◆ Work instructions
Write out each record below exactly as it appears, with no pictures.

◆ Data for processing
┌──

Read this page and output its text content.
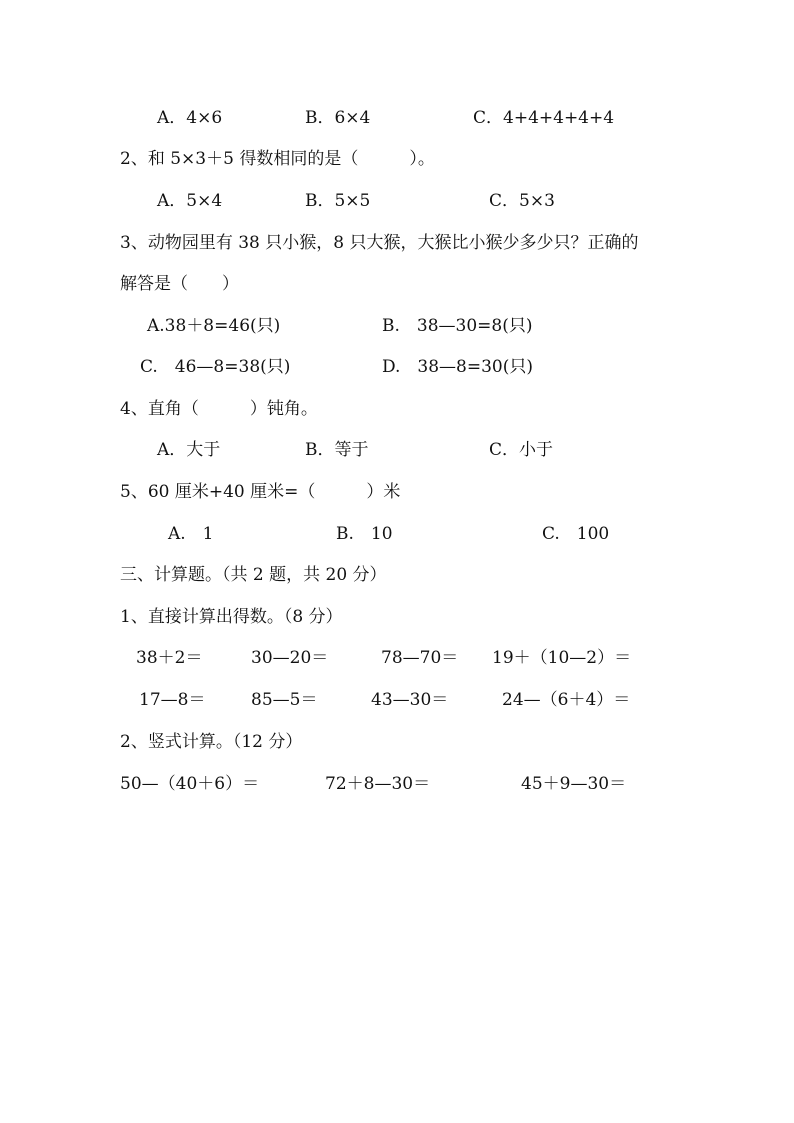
A．4×6	B．6×4	C．4+4+4+4+4
2、和 5×3＋5 得数相同的是（　　　）。
A．5×4	B．5×5	C．5×3
3、动物园里有 38 只小猴，8 只大猴，大猴比小猴少多少只？正确的
解答是（　　）
A.38＋8=46(只)	B.　38—30=8(只)
C.　46—8=38(只)	D.　38—8=30(只)
4、直角（　　　）钝角。
A．大于	B．等于	C．小于
5、60 厘米+40 厘米=（　　　）米
A.　1	B.　10	C.　100
三、计算题。（共 2 题，共 20 分）
1、直接计算出得数。（8 分）
38＋2＝	30—20＝	78—70＝ 19＋（10—2）＝
17—8＝	85—5＝	43—30＝	24—（6＋4）＝
2、竖式计算。（12 分）
50—（40＋6）＝	72＋8—30＝	45＋9—30＝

└──

◆ Answer to this task
Read this page and output its text content.
A．4×6	B．6×4	C．4+4+4+4+4
2、和 5×3＋5 得数相同的是（　　　）。
A．5×4	B．5×5	C．5×3
3、动物园里有 38 只小猴，8 只大猴，大猴比小猴少多少只？正确的
解答是（　　）
A.38＋8=46(只)	B.　38—30=8(只)
C.　46—8=38(只)	D.　38—8=30(只)
4、直角（　　　）钝角。
A．大于	B．等于	C．小于
5、60 厘米+40 厘米=（　　　）米
A.　1	B.　10	C.　100
三、计算题。（共 2 题，共 20 分）
1、直接计算出得数。（8 分）
38＋2＝	30—20＝	78—70＝ 19＋（10—2）＝
17—8＝	85—5＝	43—30＝	24—（6＋4）＝
2、竖式计算。（12 分）
50—（40＋6）＝	72＋8—30＝	45＋9—30＝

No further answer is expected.